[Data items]

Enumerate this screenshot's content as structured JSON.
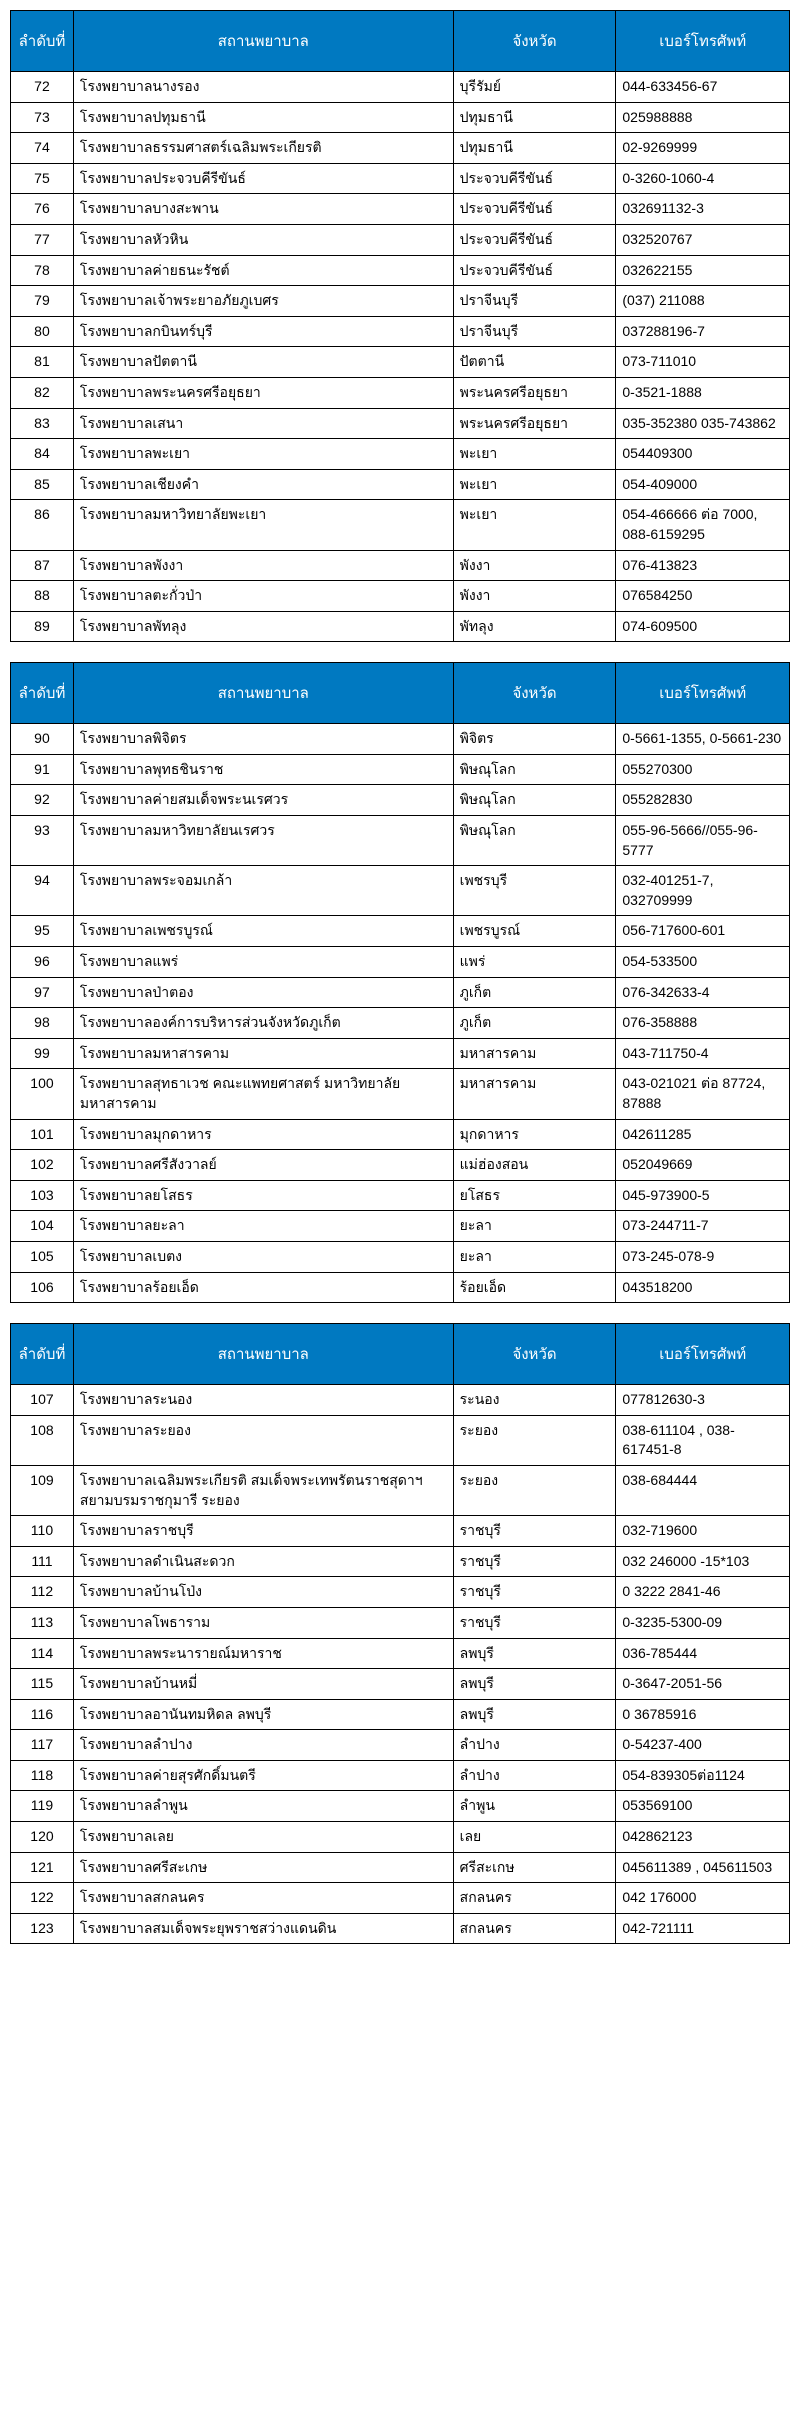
{
  "header_bg": "#0079c1",
  "header_fg": "#ffffff",
  "border_color": "#000000",
  "headers": {
    "no": "ลำดับที่",
    "hospital": "สถานพยาบาล",
    "province": "จังหวัด",
    "phone": "เบอร์โทรศัพท์"
  },
  "tables": [
    {
      "rows": [
        {
          "no": "72",
          "hospital": "โรงพยาบาลนางรอง",
          "province": "บุรีรัมย์",
          "phone": "044-633456-67"
        },
        {
          "no": "73",
          "hospital": "โรงพยาบาลปทุมธานี",
          "province": "ปทุมธานี",
          "phone": "025988888"
        },
        {
          "no": "74",
          "hospital": "โรงพยาบาลธรรมศาสตร์เฉลิมพระเกียรติ",
          "province": "ปทุมธานี",
          "phone": "02-9269999"
        },
        {
          "no": "75",
          "hospital": "โรงพยาบาลประจวบคีรีขันธ์",
          "province": "ประจวบคีรีขันธ์",
          "phone": "0-3260-1060-4"
        },
        {
          "no": "76",
          "hospital": "โรงพยาบาลบางสะพาน",
          "province": "ประจวบคีรีขันธ์",
          "phone": "032691132-3"
        },
        {
          "no": "77",
          "hospital": "โรงพยาบาลหัวหิน",
          "province": "ประจวบคีรีขันธ์",
          "phone": "032520767"
        },
        {
          "no": "78",
          "hospital": "โรงพยาบาลค่ายธนะรัชต์",
          "province": "ประจวบคีรีขันธ์",
          "phone": "032622155"
        },
        {
          "no": "79",
          "hospital": "โรงพยาบาลเจ้าพระยาอภัยภูเบศร",
          "province": "ปราจีนบุรี",
          "phone": "(037) 211088"
        },
        {
          "no": "80",
          "hospital": "โรงพยาบาลกบินทร์บุรี",
          "province": "ปราจีนบุรี",
          "phone": "037288196-7"
        },
        {
          "no": "81",
          "hospital": "โรงพยาบาลปัตตานี",
          "province": "ปัตตานี",
          "phone": "073-711010"
        },
        {
          "no": "82",
          "hospital": "โรงพยาบาลพระนครศรีอยุธยา",
          "province": "พระนครศรีอยุธยา",
          "phone": "0-3521-1888"
        },
        {
          "no": "83",
          "hospital": "โรงพยาบาลเสนา",
          "province": "พระนครศรีอยุธยา",
          "phone": "035-352380   035-743862"
        },
        {
          "no": "84",
          "hospital": "โรงพยาบาลพะเยา",
          "province": "พะเยา",
          "phone": "054409300"
        },
        {
          "no": "85",
          "hospital": "โรงพยาบาลเชียงคำ",
          "province": "พะเยา",
          "phone": "054-409000"
        },
        {
          "no": "86",
          "hospital": "โรงพยาบาลมหาวิทยาลัยพะเยา",
          "province": "พะเยา",
          "phone": "054-466666 ต่อ 7000, 088-6159295"
        },
        {
          "no": "87",
          "hospital": "โรงพยาบาลพังงา",
          "province": "พังงา",
          "phone": "076-413823"
        },
        {
          "no": "88",
          "hospital": "โรงพยาบาลตะกั่วป่า",
          "province": "พังงา",
          "phone": "076584250"
        },
        {
          "no": "89",
          "hospital": "โรงพยาบาลพัทลุง",
          "province": "พัทลุง",
          "phone": "074-609500"
        }
      ]
    },
    {
      "rows": [
        {
          "no": "90",
          "hospital": "โรงพยาบาลพิจิตร",
          "province": "พิจิตร",
          "phone": "0-5661-1355, 0-5661-230"
        },
        {
          "no": "91",
          "hospital": "โรงพยาบาลพุทธชินราช",
          "province": "พิษณุโลก",
          "phone": "055270300"
        },
        {
          "no": "92",
          "hospital": "โรงพยาบาลค่ายสมเด็จพระนเรศวร",
          "province": "พิษณุโลก",
          "phone": "055282830"
        },
        {
          "no": "93",
          "hospital": "โรงพยาบาลมหาวิทยาลัยนเรศวร",
          "province": "พิษณุโลก",
          "phone": "055-96-5666//055-96-5777"
        },
        {
          "no": "94",
          "hospital": "โรงพยาบาลพระจอมเกล้า",
          "province": "เพชรบุรี",
          "phone": "032-401251-7, 032709999"
        },
        {
          "no": "95",
          "hospital": "โรงพยาบาลเพชรบูรณ์",
          "province": "เพชรบูรณ์",
          "phone": "056-717600-601"
        },
        {
          "no": "96",
          "hospital": "โรงพยาบาลแพร่",
          "province": "แพร่",
          "phone": "054-533500"
        },
        {
          "no": "97",
          "hospital": "โรงพยาบาลป่าตอง",
          "province": "ภูเก็ต",
          "phone": "076-342633-4"
        },
        {
          "no": "98",
          "hospital": "โรงพยาบาลองค์การบริหารส่วนจังหวัดภูเก็ต",
          "province": "ภูเก็ต",
          "phone": "076-358888"
        },
        {
          "no": "99",
          "hospital": "โรงพยาบาลมหาสารคาม",
          "province": "มหาสารคาม",
          "phone": "043-711750-4"
        },
        {
          "no": "100",
          "hospital": "โรงพยาบาลสุทธาเวช คณะแพทยศาสตร์ มหาวิทยาลัยมหาสารคาม",
          "province": "มหาสารคาม",
          "phone": "043-021021 ต่อ 87724, 87888"
        },
        {
          "no": "101",
          "hospital": "โรงพยาบาลมุกดาหาร",
          "province": "มุกดาหาร",
          "phone": "042611285"
        },
        {
          "no": "102",
          "hospital": "โรงพยาบาลศรีสังวาลย์",
          "province": "แม่ฮ่องสอน",
          "phone": "052049669"
        },
        {
          "no": "103",
          "hospital": "โรงพยาบาลยโสธร",
          "province": "ยโสธร",
          "phone": "045-973900-5"
        },
        {
          "no": "104",
          "hospital": "โรงพยาบาลยะลา",
          "province": "ยะลา",
          "phone": "073-244711-7"
        },
        {
          "no": "105",
          "hospital": "โรงพยาบาลเบตง",
          "province": "ยะลา",
          "phone": "073-245-078-9"
        },
        {
          "no": "106",
          "hospital": "โรงพยาบาลร้อยเอ็ด",
          "province": "ร้อยเอ็ด",
          "phone": "043518200"
        }
      ]
    },
    {
      "rows": [
        {
          "no": "107",
          "hospital": "โรงพยาบาลระนอง",
          "province": "ระนอง",
          "phone": "077812630-3"
        },
        {
          "no": "108",
          "hospital": "โรงพยาบาลระยอง",
          "province": "ระยอง",
          "phone": "038-611104 , 038-617451-8"
        },
        {
          "no": "109",
          "hospital": "โรงพยาบาลเฉลิมพระเกียรติ สมเด็จพระเทพรัตนราชสุดาฯ สยามบรมราชกุมารี ระยอง",
          "province": "ระยอง",
          "phone": "038-684444"
        },
        {
          "no": "110",
          "hospital": "โรงพยาบาลราชบุรี",
          "province": "ราชบุรี",
          "phone": "032-719600"
        },
        {
          "no": "111",
          "hospital": "โรงพยาบาลดำเนินสะดวก",
          "province": "ราชบุรี",
          "phone": "032 246000 -15*103"
        },
        {
          "no": "112",
          "hospital": "โรงพยาบาลบ้านโป่ง",
          "province": "ราชบุรี",
          "phone": "0 3222  2841-46"
        },
        {
          "no": "113",
          "hospital": "โรงพยาบาลโพธาราม",
          "province": "ราชบุรี",
          "phone": "0-3235-5300-09"
        },
        {
          "no": "114",
          "hospital": "โรงพยาบาลพระนารายณ์มหาราช",
          "province": "ลพบุรี",
          "phone": "036-785444"
        },
        {
          "no": "115",
          "hospital": "โรงพยาบาลบ้านหมี่",
          "province": "ลพบุรี",
          "phone": "0-3647-2051-56"
        },
        {
          "no": "116",
          "hospital": "โรงพยาบาลอานันทมหิดล ลพบุรี",
          "province": "ลพบุรี",
          "phone": "0 36785916"
        },
        {
          "no": "117",
          "hospital": "โรงพยาบาลลำปาง",
          "province": "ลำปาง",
          "phone": "0-54237-400"
        },
        {
          "no": "118",
          "hospital": "โรงพยาบาลค่ายสุรศักดิ์มนตรี",
          "province": "ลำปาง",
          "phone": "054-839305ต่อ1124"
        },
        {
          "no": "119",
          "hospital": "โรงพยาบาลลำพูน",
          "province": "ลำพูน",
          "phone": "053569100"
        },
        {
          "no": "120",
          "hospital": "โรงพยาบาลเลย",
          "province": "เลย",
          "phone": "042862123"
        },
        {
          "no": "121",
          "hospital": "โรงพยาบาลศรีสะเกษ",
          "province": "ศรีสะเกษ",
          "phone": "045611389 , 045611503"
        },
        {
          "no": "122",
          "hospital": "โรงพยาบาลสกลนคร",
          "province": "สกลนคร",
          "phone": "042 176000"
        },
        {
          "no": "123",
          "hospital": "โรงพยาบาลสมเด็จพระยุพราชสว่างแดนดิน",
          "province": "สกลนคร",
          "phone": "042-721111"
        }
      ]
    }
  ]
}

Exercise directions => From the entries above, return each line with the word "โรงพยาบาลมหาว" in it.

Result of the task =>
          "hospital": "โรงพยาบาลมหาวิทยาลัยพะเยา",
          "hospital": "โรงพยาบาลมหาวิทยาลัยนเรศวร",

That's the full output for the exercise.